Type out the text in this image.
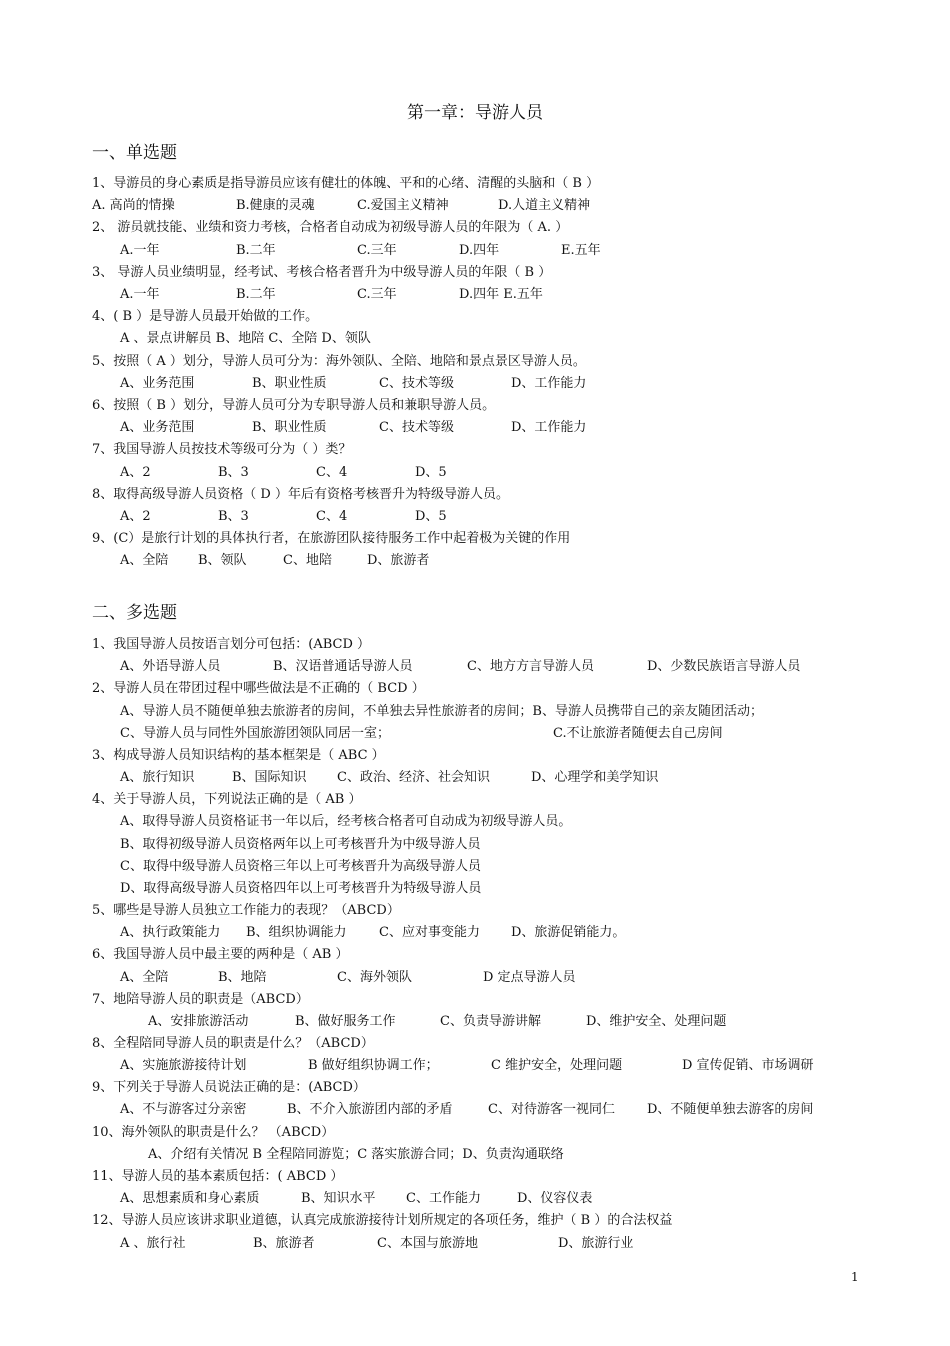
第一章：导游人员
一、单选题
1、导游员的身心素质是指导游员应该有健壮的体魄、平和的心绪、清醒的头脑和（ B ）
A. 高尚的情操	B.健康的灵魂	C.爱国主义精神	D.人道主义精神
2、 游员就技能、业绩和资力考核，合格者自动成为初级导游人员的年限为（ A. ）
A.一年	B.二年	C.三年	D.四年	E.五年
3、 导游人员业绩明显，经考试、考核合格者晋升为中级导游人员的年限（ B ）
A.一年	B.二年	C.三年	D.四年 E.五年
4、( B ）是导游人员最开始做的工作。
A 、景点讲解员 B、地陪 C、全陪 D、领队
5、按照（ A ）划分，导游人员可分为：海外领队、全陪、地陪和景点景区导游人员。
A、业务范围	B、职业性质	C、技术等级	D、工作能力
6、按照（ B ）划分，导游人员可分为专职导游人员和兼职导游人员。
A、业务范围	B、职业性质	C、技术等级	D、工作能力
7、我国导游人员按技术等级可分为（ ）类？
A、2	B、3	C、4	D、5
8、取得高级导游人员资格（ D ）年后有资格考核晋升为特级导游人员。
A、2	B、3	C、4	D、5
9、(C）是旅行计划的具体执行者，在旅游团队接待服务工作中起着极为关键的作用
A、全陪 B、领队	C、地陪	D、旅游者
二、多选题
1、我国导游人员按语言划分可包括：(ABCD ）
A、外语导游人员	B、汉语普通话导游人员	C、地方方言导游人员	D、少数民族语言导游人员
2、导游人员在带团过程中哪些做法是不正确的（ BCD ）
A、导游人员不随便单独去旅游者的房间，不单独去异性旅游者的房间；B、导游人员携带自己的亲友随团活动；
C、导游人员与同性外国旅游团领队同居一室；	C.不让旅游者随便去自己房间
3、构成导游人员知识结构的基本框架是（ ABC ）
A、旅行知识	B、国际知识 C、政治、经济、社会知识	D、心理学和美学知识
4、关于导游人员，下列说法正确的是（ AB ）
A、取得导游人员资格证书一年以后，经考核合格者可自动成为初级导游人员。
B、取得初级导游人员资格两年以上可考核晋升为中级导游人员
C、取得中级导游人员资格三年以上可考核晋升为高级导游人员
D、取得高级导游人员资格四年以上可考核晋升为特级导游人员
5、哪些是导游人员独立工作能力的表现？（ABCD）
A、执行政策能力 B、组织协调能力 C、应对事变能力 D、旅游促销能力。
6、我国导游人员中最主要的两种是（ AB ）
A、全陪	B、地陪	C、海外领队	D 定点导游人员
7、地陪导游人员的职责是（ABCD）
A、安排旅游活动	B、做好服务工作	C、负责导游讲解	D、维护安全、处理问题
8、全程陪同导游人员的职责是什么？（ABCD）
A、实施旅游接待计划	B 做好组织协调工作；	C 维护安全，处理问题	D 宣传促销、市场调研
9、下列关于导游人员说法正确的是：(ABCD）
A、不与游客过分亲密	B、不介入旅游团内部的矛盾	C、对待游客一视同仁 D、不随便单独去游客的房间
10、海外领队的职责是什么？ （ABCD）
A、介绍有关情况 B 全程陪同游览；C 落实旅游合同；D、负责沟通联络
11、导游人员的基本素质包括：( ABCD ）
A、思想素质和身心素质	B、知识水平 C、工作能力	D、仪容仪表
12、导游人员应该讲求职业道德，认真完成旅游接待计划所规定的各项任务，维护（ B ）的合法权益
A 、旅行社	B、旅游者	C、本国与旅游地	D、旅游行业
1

····················

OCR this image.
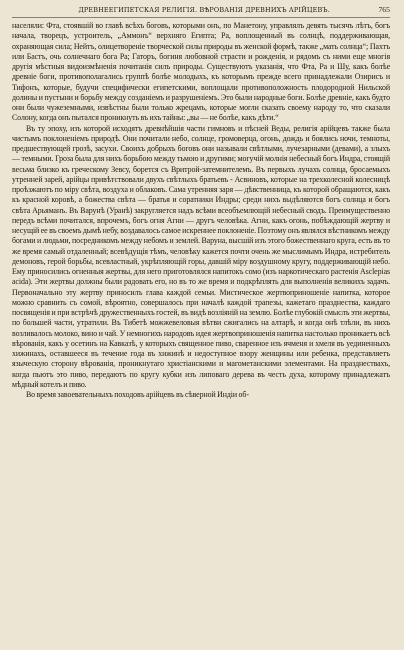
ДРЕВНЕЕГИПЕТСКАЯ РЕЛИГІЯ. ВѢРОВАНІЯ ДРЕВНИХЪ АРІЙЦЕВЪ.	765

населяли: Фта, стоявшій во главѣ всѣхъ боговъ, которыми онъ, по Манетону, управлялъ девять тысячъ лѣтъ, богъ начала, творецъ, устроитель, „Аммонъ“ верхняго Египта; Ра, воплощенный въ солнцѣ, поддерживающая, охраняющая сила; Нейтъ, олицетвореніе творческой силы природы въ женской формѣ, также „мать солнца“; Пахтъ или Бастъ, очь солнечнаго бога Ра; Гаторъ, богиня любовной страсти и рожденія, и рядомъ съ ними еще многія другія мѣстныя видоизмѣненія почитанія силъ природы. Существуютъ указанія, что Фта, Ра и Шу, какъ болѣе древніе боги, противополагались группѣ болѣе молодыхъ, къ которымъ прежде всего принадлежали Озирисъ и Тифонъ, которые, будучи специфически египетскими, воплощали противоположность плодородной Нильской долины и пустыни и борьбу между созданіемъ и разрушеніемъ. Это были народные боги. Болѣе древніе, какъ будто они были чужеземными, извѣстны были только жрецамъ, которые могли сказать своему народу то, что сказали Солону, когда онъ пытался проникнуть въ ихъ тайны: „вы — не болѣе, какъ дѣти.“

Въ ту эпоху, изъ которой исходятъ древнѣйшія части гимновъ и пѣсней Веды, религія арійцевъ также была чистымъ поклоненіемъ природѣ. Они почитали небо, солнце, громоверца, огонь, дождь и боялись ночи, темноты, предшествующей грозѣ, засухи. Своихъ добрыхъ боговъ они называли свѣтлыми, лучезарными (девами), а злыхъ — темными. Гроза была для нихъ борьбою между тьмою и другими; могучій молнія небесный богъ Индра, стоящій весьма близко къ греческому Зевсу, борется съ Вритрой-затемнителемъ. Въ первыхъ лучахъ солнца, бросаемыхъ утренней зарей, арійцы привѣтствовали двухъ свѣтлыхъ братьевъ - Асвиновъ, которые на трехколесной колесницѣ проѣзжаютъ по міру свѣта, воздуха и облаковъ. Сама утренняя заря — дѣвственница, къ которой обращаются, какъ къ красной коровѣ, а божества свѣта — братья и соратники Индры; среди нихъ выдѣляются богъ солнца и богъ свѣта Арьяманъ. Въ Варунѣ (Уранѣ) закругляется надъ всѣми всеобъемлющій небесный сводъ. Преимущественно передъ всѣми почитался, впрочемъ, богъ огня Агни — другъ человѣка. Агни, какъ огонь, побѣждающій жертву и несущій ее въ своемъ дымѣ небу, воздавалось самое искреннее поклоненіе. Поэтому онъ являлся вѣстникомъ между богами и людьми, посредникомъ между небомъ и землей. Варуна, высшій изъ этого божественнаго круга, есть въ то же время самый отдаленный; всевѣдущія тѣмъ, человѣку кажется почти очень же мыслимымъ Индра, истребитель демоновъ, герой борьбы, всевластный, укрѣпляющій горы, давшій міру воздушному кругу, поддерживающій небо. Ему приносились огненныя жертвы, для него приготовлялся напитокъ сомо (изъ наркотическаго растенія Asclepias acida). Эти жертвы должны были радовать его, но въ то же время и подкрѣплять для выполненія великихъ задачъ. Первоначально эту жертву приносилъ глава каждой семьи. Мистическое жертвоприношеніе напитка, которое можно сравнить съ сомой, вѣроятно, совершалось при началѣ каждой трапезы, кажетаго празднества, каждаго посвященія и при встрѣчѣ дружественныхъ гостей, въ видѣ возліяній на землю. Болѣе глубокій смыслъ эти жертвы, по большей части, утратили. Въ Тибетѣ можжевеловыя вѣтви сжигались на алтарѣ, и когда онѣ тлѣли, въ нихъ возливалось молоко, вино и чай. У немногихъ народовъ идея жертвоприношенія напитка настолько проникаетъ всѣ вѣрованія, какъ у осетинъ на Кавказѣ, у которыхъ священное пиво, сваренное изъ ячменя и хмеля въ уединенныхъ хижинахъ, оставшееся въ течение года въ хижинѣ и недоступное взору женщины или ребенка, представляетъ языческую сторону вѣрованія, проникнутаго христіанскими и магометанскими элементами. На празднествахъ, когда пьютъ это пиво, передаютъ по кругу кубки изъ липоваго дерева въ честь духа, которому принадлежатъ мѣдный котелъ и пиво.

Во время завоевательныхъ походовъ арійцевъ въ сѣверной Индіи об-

····················

• _What the task requires_: Copy every line of the material in which the word "处理问题" occurs.

• _Reply to the exercise_:
A、安排旅游活动	B、做好服务工作	C、负责导游讲解	D、维护安全、处理问题
A、实施旅游接待计划	B 做好组织协调工作；	C 维护安全，处理问题	D 宣传促销、市场调研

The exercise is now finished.